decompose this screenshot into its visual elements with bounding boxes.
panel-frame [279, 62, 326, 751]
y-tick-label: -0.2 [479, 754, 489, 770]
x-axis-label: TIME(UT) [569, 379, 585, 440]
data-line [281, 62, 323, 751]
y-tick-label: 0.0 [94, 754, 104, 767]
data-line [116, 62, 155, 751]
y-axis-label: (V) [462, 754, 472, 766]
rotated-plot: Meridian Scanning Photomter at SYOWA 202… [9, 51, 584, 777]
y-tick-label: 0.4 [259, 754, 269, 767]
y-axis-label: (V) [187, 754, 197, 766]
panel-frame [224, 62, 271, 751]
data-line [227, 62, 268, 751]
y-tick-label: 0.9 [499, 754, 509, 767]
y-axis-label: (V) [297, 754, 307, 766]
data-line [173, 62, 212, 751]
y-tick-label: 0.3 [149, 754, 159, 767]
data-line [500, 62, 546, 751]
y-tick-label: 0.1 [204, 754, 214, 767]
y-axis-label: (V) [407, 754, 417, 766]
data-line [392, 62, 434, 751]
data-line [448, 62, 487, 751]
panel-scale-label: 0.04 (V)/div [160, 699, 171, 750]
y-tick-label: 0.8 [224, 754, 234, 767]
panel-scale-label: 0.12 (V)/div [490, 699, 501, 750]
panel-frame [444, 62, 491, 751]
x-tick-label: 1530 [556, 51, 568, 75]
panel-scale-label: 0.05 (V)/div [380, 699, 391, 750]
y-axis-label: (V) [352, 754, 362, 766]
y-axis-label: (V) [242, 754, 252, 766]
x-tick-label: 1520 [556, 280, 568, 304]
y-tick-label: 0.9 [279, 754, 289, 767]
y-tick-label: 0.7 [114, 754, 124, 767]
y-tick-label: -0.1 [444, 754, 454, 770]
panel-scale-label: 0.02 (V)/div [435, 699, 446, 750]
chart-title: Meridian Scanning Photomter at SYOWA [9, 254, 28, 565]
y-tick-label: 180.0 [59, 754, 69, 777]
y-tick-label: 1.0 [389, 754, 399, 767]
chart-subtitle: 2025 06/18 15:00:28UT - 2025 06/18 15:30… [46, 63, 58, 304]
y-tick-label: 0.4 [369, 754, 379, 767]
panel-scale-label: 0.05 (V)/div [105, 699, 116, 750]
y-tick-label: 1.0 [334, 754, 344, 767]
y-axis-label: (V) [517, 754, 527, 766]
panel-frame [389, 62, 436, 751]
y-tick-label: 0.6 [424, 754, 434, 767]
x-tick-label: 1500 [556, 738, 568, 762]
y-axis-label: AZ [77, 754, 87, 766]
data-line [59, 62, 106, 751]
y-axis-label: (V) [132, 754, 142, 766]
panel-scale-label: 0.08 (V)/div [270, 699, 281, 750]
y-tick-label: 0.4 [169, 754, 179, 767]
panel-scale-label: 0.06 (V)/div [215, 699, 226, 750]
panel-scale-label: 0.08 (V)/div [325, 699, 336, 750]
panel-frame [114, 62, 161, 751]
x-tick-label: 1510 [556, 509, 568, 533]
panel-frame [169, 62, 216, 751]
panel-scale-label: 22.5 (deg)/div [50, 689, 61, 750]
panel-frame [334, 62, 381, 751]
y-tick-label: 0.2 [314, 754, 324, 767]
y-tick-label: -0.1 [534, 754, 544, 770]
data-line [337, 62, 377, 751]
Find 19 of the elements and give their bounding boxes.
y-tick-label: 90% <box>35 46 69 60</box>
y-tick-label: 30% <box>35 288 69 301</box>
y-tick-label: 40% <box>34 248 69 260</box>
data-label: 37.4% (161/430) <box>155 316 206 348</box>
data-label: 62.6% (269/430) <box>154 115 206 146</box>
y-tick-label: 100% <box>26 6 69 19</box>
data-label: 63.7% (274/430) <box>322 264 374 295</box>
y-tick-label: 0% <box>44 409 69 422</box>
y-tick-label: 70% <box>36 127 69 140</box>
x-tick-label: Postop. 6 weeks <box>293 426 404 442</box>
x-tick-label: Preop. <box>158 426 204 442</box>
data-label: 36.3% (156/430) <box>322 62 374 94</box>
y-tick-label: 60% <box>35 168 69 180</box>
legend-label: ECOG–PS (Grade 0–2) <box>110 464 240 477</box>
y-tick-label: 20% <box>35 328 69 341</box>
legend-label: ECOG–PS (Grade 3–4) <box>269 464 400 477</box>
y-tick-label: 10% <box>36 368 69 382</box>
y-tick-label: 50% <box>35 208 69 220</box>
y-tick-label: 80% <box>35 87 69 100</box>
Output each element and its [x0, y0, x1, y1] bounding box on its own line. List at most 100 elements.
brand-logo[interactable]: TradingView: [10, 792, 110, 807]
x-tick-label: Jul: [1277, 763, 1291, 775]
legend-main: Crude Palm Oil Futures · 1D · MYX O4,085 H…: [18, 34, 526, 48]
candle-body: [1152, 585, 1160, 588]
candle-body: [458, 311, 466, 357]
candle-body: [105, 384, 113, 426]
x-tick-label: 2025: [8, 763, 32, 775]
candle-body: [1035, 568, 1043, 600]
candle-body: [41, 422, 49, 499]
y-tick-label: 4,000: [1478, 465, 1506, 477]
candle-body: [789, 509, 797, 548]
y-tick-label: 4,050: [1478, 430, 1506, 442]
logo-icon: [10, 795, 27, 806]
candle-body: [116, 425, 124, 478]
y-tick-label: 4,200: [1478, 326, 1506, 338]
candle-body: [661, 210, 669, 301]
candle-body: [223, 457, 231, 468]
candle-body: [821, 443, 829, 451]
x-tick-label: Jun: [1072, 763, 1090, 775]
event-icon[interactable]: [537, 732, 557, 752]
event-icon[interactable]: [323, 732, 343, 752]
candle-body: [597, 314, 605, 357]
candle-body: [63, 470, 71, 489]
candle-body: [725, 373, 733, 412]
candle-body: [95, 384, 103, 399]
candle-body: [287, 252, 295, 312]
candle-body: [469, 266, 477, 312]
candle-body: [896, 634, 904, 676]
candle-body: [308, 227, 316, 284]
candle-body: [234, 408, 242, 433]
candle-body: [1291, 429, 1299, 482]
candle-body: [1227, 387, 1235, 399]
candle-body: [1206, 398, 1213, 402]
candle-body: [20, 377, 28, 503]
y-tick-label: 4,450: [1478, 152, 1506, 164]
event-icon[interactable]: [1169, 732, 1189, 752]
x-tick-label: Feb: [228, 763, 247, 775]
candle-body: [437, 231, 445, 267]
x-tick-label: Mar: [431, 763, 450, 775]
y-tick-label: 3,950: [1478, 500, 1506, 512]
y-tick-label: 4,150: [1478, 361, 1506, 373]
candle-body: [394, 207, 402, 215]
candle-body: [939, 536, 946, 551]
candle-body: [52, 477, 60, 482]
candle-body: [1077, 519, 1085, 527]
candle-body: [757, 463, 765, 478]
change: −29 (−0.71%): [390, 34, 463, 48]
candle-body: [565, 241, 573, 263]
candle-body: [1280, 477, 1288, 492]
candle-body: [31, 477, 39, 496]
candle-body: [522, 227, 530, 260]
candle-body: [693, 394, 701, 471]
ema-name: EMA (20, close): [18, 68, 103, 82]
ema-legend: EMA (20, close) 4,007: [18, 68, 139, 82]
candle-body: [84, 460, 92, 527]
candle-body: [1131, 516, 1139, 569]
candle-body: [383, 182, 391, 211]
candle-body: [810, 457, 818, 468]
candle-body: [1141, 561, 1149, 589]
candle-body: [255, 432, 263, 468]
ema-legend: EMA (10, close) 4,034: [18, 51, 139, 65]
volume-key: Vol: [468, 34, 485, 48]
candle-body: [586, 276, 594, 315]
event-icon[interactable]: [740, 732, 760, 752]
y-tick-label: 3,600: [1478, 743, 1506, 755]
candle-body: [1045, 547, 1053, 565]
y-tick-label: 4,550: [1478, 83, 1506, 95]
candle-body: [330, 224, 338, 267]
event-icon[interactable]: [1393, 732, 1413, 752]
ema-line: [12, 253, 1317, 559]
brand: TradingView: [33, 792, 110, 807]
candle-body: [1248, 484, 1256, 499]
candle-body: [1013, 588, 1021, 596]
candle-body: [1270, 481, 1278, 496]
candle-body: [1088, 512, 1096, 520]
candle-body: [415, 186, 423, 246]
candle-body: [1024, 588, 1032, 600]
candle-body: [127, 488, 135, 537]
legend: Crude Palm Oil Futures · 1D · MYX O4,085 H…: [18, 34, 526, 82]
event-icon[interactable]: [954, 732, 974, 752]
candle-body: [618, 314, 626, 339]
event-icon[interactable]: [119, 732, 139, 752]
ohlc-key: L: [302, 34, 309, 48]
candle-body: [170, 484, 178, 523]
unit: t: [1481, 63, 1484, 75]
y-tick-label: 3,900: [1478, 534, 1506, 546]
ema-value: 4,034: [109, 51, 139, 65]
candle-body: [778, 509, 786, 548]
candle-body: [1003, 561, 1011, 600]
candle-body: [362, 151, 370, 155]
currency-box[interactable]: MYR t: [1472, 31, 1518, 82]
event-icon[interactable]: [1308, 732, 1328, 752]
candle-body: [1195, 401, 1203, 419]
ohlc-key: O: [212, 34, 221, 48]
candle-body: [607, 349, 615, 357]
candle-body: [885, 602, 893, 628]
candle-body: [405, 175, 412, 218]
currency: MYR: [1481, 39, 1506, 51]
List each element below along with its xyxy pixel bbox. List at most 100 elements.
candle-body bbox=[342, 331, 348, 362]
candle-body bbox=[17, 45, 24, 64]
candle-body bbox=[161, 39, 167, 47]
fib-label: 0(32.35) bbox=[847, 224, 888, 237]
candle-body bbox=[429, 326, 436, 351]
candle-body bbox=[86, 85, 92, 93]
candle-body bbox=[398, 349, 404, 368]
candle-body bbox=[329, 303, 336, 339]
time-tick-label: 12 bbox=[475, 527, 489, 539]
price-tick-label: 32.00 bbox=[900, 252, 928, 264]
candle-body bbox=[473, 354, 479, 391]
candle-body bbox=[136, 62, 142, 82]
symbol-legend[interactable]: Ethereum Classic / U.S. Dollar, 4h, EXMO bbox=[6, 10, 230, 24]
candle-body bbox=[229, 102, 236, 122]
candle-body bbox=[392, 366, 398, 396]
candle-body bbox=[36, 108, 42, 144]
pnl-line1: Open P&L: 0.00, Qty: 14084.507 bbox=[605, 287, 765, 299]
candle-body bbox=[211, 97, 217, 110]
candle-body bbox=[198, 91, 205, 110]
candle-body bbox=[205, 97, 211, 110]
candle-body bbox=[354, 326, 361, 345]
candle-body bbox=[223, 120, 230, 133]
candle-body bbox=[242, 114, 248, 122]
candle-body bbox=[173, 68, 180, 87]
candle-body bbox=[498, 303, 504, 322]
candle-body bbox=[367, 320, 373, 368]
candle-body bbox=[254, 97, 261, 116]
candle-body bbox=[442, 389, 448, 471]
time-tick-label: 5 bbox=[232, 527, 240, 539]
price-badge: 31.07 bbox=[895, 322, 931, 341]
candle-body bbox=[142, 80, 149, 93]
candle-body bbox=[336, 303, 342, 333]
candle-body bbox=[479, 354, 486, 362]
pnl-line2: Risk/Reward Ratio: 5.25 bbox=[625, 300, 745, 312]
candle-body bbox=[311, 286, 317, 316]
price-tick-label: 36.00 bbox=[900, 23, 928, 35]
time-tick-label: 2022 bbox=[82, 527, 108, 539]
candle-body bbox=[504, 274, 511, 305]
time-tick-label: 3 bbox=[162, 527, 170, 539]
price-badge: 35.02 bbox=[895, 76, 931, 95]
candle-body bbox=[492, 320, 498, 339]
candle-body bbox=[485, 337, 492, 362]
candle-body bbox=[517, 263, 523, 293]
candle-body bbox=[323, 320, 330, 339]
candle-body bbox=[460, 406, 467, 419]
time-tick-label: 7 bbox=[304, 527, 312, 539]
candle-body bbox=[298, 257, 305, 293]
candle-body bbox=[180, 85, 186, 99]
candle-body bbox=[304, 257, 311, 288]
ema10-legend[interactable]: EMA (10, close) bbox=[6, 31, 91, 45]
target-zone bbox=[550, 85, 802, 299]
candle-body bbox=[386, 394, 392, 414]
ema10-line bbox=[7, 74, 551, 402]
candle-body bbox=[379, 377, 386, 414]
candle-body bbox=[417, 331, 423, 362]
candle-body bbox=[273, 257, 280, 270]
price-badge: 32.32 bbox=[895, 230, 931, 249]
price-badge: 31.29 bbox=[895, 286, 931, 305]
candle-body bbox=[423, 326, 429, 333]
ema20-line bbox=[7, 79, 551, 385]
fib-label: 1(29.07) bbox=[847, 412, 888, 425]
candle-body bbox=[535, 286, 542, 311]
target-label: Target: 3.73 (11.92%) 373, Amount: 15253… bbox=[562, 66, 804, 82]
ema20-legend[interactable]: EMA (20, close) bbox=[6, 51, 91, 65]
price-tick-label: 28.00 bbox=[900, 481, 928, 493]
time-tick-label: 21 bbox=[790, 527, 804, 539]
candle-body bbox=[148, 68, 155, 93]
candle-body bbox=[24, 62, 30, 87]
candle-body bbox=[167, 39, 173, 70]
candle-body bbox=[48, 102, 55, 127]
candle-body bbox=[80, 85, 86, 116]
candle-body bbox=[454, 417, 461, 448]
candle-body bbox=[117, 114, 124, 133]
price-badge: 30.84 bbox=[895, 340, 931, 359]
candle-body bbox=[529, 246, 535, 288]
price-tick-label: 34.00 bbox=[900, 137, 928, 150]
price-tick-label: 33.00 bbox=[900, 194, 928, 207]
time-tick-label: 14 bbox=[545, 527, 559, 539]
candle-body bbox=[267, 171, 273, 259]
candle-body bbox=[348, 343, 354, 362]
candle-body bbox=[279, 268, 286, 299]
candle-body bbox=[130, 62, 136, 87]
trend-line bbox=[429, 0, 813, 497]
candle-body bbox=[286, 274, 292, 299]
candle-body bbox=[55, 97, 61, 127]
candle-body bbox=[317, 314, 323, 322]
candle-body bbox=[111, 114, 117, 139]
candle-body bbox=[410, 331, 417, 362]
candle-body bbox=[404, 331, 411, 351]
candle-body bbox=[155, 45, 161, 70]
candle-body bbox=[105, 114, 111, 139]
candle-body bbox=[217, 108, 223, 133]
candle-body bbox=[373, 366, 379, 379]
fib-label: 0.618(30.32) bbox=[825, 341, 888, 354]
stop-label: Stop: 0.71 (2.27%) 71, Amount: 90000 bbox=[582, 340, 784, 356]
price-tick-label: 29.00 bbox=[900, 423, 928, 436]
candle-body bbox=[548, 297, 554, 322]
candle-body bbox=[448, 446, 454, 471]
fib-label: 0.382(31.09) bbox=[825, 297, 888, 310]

§ Goal
Could you swap "y-tick-label" for "y-value-label" and write out again only the lines starting at the first one and ending at the one containing "data-line [448, 62, 487, 751]", leaving everything else in them untouched?

§ Output of the exercise
decompose this screenshot into its visual elements with bounding boxes.
panel-frame [279, 62, 326, 751]
y-value-label: -0.2 [479, 754, 489, 770]
x-axis-label: TIME(UT) [569, 379, 585, 440]
data-line [281, 62, 323, 751]
y-value-label: 0.0 [94, 754, 104, 767]
data-line [116, 62, 155, 751]
y-axis-label: (V) [462, 754, 472, 766]
rotated-plot: Meridian Scanning Photomter at SYOWA 202… [9, 51, 584, 777]
y-value-label: 0.4 [259, 754, 269, 767]
y-axis-label: (V) [187, 754, 197, 766]
panel-frame [224, 62, 271, 751]
data-line [227, 62, 268, 751]
y-value-label: 0.9 [499, 754, 509, 767]
y-axis-label: (V) [297, 754, 307, 766]
data-line [173, 62, 212, 751]
y-value-label: 0.3 [149, 754, 159, 767]
data-line [500, 62, 546, 751]
y-value-label: 0.1 [204, 754, 214, 767]
y-axis-label: (V) [407, 754, 417, 766]
data-line [392, 62, 434, 751]
data-line [448, 62, 487, 751]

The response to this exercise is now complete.